### What is asked
Omit the pictures and retype only the lines from the one containing "Give me the" through the end of the listing, both ends included.

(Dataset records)
+ + + +

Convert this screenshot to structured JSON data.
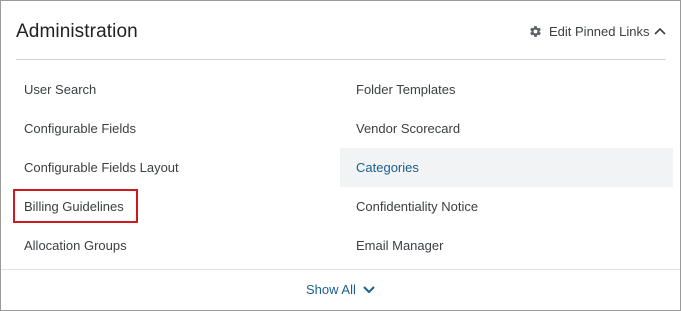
{
  "panel": {
    "title": "Administration",
    "edit_pinned_label": "Edit Pinned Links",
    "edit_pinned_icon": "gear-icon",
    "collapse_icon": "chevron-up-icon"
  },
  "links": {
    "left": [
      {
        "label": "User Search"
      },
      {
        "label": "Configurable Fields"
      },
      {
        "label": "Configurable Fields Layout"
      },
      {
        "label": "Billing Guidelines"
      },
      {
        "label": "Allocation Groups"
      }
    ],
    "right": [
      {
        "label": "Folder Templates"
      },
      {
        "label": "Vendor Scorecard"
      },
      {
        "label": "Categories"
      },
      {
        "label": "Confidentiality Notice"
      },
      {
        "label": "Email Manager"
      }
    ]
  },
  "footer": {
    "show_all_label": "Show All",
    "show_all_icon": "chevron-down-icon"
  },
  "colors": {
    "link_active": "#1a5f8e",
    "highlight_border": "#d0191d"
  }
}
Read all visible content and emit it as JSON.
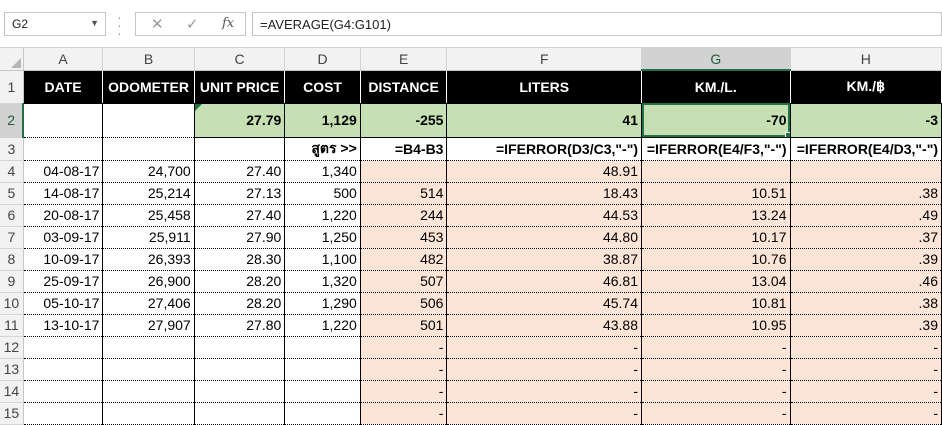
{
  "formula_bar": {
    "name_box": "G2",
    "cancel_icon": "✕",
    "enter_icon": "✓",
    "fx_icon": "fx",
    "formula": "=AVERAGE(G4:G101)"
  },
  "columns": [
    "A",
    "B",
    "C",
    "D",
    "E",
    "F",
    "G",
    "H"
  ],
  "row_numbers": [
    "1",
    "2",
    "3",
    "4",
    "5",
    "6",
    "7",
    "8",
    "9",
    "10",
    "11",
    "12",
    "13",
    "14",
    "15"
  ],
  "header_row": [
    "DATE",
    "ODOMETER",
    "UNIT PRICE",
    "COST",
    "DISTANCE",
    "LITERS",
    "KM./L.",
    "KM./฿"
  ],
  "summary_row": [
    "",
    "",
    "27.79",
    "1,129",
    "-255",
    "41",
    "-70",
    "-3"
  ],
  "formula_row": [
    "",
    "",
    "",
    "สูตร >>",
    "=B4-B3",
    "=IFERROR(D3/C3,\"-\")",
    "=IFERROR(E4/F3,\"-\")",
    "=IFERROR(E4/D3,\"-\")"
  ],
  "rows": [
    [
      "04-08-17",
      "24,700",
      "27.40",
      "1,340",
      "",
      "48.91",
      "",
      ""
    ],
    [
      "14-08-17",
      "25,214",
      "27.13",
      "500",
      "514",
      "18.43",
      "10.51",
      ".38"
    ],
    [
      "20-08-17",
      "25,458",
      "27.40",
      "1,220",
      "244",
      "44.53",
      "13.24",
      ".49"
    ],
    [
      "03-09-17",
      "25,911",
      "27.90",
      "1,250",
      "453",
      "44.80",
      "10.17",
      ".37"
    ],
    [
      "10-09-17",
      "26,393",
      "28.30",
      "1,100",
      "482",
      "38.87",
      "10.76",
      ".39"
    ],
    [
      "25-09-17",
      "26,900",
      "28.20",
      "1,320",
      "507",
      "46.81",
      "13.04",
      ".46"
    ],
    [
      "05-10-17",
      "27,406",
      "28.20",
      "1,290",
      "506",
      "45.74",
      "10.81",
      ".38"
    ],
    [
      "13-10-17",
      "27,907",
      "27.80",
      "1,220",
      "501",
      "43.88",
      "10.95",
      ".39"
    ],
    [
      "",
      "",
      "",
      "",
      "-",
      "-",
      "-",
      "-"
    ],
    [
      "",
      "",
      "",
      "",
      "-",
      "-",
      "-",
      "-"
    ],
    [
      "",
      "",
      "",
      "",
      "-",
      "-",
      "-",
      "-"
    ],
    [
      "",
      "",
      "",
      "",
      "-",
      "-",
      "-",
      "-"
    ]
  ],
  "colors": {
    "header_fill": "#000000",
    "summary_fill": "#c6e0b4",
    "calc_fill": "#fce4d6",
    "selection": "#217346"
  },
  "selected_cell": "G2"
}
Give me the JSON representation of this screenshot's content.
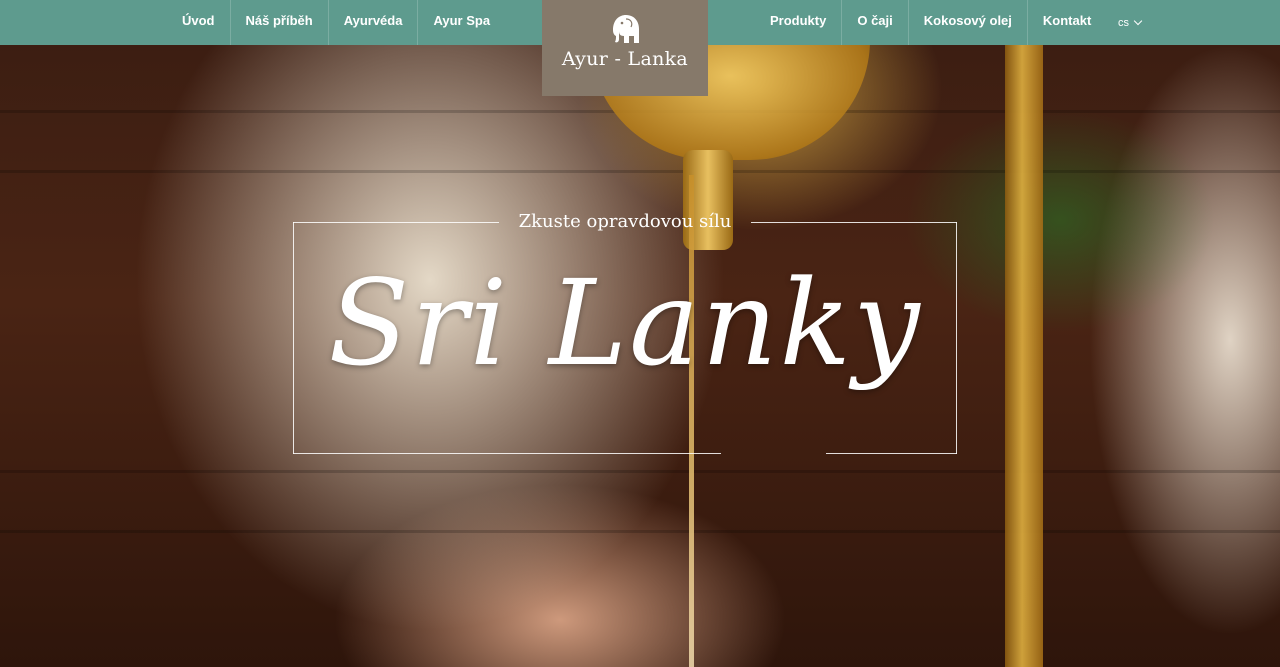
{
  "brand": {
    "logo_text": "Ayur - Lanka",
    "logo_icon": "elephant-icon"
  },
  "nav": {
    "left": [
      {
        "label": "Úvod"
      },
      {
        "label": "Náš příběh"
      },
      {
        "label": "Ayurvéda"
      },
      {
        "label": "Ayur Spa"
      }
    ],
    "right": [
      {
        "label": "Produkty"
      },
      {
        "label": "O čaji"
      },
      {
        "label": "Kokosový olej"
      },
      {
        "label": "Kontakt"
      }
    ],
    "language": "cs",
    "language_icon": "chevron-down-icon"
  },
  "hero": {
    "tagline": "Zkuste opravdovou sílu",
    "headline": "Sri Lanky"
  },
  "colors": {
    "topbar": "#5e9b8e",
    "logo_background": "#86796a",
    "text": "#ffffff"
  }
}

+ + + +

### Response for this exercise
Give me the JSON representation of this screenshot's content.
{
  "brand": {
    "logo_text": "Ayur - Lanka",
    "logo_icon": "elephant-icon"
  },
  "nav": {
    "left": [
      {
        "label": "Úvod"
      },
      {
        "label": "Náš příběh"
      },
      {
        "label": "Ayurvéda"
      },
      {
        "label": "Ayur Spa"
      }
    ],
    "right": [
      {
        "label": "Produkty"
      },
      {
        "label": "O čaji"
      },
      {
        "label": "Kokosový olej"
      },
      {
        "label": "Kontakt"
      }
    ],
    "language": "cs",
    "language_icon": "chevron-down-icon"
  },
  "hero": {
    "tagline": "Zkuste opravdovou sílu",
    "headline": "Sri Lanky"
  },
  "colors": {
    "topbar": "#5e9b8e",
    "logo_background": "#86796a",
    "text": "#ffffff"
  }
}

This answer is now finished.